* What you will do *
Each line that contains the string "Install" counts once; report how many such lines appear in the data, as a number only.

* Excerpted data *
..........

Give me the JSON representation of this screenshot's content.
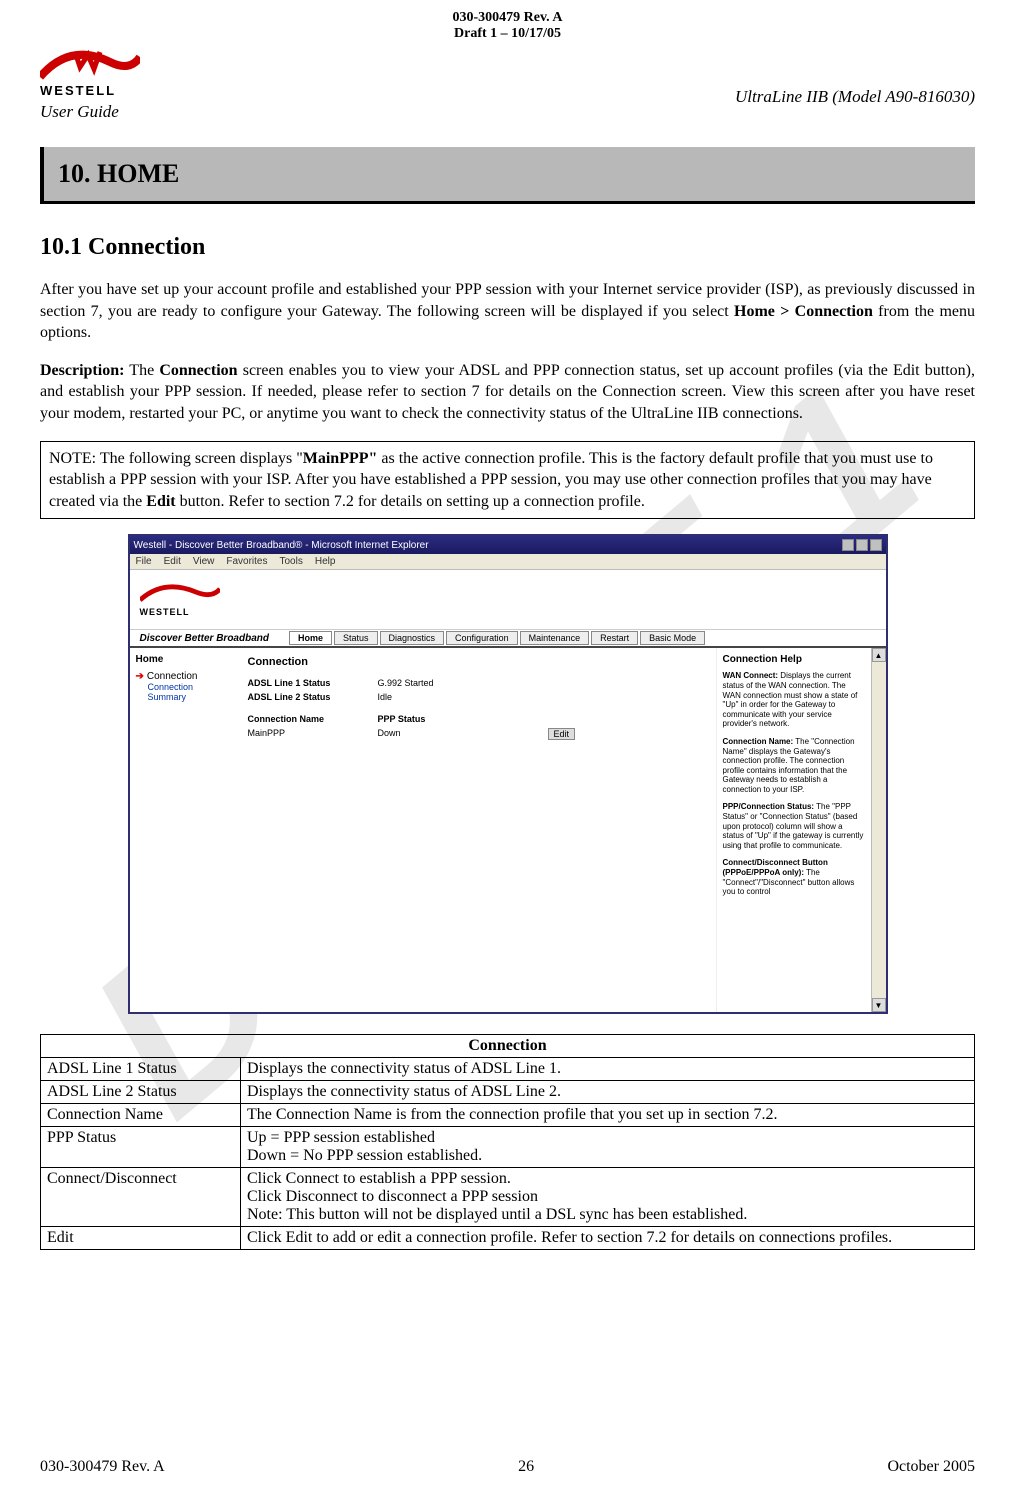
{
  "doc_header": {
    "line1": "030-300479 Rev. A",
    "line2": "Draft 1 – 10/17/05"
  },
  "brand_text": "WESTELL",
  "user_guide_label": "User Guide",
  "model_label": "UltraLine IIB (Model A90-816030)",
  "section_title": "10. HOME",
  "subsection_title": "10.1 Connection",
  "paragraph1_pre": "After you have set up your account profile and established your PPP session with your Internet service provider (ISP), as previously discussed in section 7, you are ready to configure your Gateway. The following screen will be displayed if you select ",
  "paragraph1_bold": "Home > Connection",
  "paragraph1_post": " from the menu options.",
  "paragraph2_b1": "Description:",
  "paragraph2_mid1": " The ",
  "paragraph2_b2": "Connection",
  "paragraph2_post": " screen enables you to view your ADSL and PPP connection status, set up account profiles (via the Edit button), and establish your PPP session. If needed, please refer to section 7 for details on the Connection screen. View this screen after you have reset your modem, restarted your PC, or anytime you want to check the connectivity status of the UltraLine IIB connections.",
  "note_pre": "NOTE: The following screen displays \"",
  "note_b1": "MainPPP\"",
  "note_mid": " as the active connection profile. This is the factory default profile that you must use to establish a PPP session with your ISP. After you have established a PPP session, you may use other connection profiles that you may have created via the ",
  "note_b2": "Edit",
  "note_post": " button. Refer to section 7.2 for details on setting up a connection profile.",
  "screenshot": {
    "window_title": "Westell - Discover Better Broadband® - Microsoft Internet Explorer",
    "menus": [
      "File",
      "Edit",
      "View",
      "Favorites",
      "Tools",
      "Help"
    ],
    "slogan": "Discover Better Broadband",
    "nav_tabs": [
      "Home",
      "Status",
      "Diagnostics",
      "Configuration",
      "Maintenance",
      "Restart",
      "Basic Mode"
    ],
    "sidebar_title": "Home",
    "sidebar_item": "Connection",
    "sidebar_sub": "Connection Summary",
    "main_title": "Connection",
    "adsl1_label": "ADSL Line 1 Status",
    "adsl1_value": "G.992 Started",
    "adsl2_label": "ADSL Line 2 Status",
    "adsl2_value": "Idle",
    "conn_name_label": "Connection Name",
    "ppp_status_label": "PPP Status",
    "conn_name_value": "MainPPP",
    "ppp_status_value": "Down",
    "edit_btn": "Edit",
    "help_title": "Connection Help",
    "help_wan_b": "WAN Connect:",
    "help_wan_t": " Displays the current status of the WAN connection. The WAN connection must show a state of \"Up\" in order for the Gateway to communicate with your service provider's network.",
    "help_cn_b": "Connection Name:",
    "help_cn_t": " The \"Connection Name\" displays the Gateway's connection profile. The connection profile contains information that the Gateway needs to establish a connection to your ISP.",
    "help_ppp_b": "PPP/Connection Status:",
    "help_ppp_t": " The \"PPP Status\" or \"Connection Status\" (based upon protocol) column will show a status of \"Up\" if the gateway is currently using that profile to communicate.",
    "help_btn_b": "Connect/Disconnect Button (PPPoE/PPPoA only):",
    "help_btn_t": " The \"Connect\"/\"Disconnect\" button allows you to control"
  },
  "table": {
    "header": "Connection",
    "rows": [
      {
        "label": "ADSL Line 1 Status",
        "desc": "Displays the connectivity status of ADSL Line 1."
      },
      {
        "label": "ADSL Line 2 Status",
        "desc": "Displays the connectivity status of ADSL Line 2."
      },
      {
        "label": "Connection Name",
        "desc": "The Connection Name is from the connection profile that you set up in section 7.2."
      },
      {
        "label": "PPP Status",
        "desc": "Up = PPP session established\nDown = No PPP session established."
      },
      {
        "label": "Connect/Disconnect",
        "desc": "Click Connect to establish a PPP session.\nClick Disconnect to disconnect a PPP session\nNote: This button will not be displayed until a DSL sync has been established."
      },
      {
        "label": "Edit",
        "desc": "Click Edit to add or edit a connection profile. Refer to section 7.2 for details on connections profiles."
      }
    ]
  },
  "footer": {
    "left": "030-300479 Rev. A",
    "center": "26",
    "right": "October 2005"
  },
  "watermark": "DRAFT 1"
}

..........

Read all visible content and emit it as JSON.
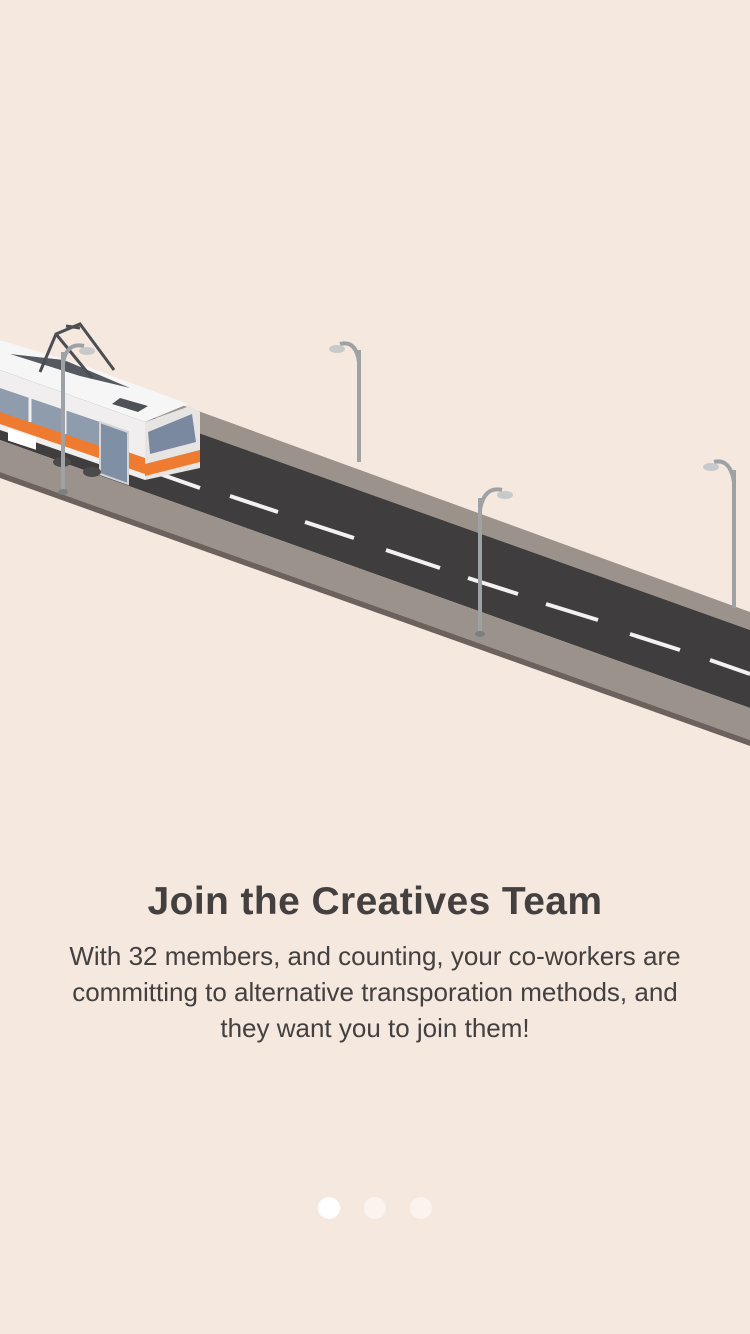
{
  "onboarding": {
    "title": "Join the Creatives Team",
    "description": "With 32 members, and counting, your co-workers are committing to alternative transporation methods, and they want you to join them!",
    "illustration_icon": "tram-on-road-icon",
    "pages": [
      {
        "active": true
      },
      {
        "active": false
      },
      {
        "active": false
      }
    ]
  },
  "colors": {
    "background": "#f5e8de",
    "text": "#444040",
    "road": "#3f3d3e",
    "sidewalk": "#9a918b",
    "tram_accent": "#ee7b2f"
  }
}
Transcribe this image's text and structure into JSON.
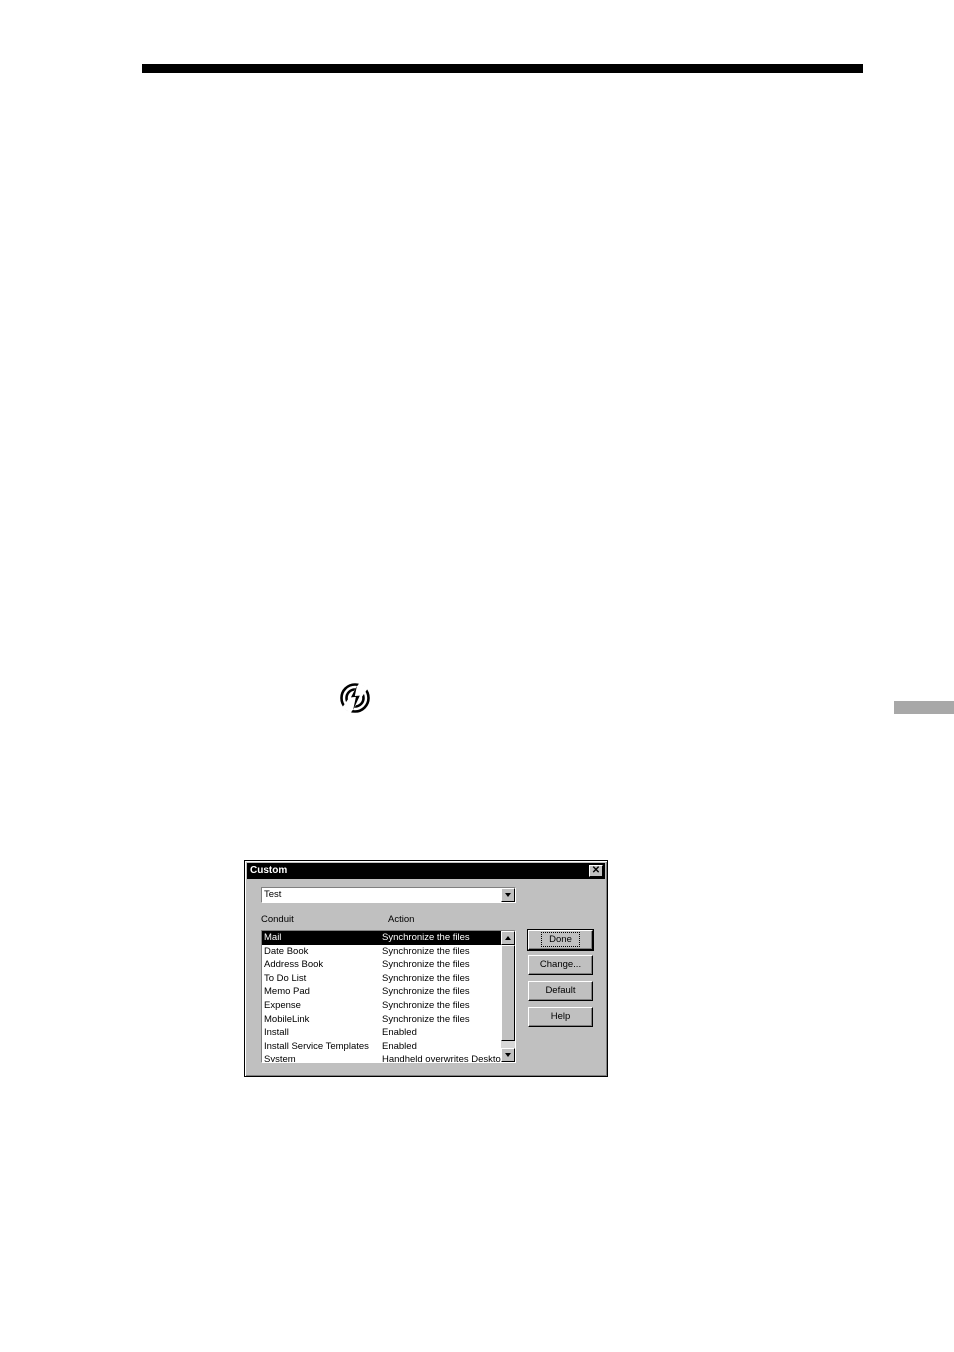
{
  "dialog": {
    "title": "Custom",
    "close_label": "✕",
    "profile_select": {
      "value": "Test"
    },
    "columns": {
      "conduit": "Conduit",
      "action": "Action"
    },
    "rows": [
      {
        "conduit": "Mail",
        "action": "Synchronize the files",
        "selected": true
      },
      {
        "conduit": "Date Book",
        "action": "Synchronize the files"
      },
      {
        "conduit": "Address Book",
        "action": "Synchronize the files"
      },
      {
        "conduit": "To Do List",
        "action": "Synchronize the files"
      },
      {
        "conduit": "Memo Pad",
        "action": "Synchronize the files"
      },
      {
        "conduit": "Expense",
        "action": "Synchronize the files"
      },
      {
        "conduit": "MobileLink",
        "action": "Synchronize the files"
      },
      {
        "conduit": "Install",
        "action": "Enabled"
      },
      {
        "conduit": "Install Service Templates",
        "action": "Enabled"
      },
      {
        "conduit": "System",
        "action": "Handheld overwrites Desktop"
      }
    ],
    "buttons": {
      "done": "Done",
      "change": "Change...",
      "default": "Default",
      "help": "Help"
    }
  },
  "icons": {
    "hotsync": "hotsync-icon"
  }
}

..........

* The result *
2